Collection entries
==========

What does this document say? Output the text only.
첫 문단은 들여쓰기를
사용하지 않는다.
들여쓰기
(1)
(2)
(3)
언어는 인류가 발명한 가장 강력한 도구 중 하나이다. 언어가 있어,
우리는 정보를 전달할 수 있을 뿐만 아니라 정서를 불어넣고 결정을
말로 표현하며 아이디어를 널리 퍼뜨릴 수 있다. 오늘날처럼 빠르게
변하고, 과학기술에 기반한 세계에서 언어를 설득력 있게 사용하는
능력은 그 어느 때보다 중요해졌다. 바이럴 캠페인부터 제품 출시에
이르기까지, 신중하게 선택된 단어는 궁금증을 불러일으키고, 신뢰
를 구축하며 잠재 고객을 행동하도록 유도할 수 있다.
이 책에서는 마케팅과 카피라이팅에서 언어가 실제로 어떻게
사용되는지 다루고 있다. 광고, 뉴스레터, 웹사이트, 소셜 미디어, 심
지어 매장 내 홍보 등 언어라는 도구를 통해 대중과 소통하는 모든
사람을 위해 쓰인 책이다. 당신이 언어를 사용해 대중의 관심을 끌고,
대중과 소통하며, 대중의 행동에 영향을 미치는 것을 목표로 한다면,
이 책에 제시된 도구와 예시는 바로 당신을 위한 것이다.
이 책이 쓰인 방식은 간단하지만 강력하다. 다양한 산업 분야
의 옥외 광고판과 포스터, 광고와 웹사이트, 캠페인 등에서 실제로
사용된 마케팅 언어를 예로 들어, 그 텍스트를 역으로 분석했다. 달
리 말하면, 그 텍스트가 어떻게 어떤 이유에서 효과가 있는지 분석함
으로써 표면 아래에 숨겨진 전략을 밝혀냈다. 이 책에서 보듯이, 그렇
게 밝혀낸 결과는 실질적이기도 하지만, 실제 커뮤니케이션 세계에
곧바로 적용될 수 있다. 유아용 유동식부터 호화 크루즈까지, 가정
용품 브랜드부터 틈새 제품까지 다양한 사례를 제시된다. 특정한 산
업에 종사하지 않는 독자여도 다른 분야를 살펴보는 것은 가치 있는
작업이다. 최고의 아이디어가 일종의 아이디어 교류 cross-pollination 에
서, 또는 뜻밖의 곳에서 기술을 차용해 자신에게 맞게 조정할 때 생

==========

* **What you have to do**
Report only a number: how many lines in the material above contain the string "웹사이트".

* **Task output**
2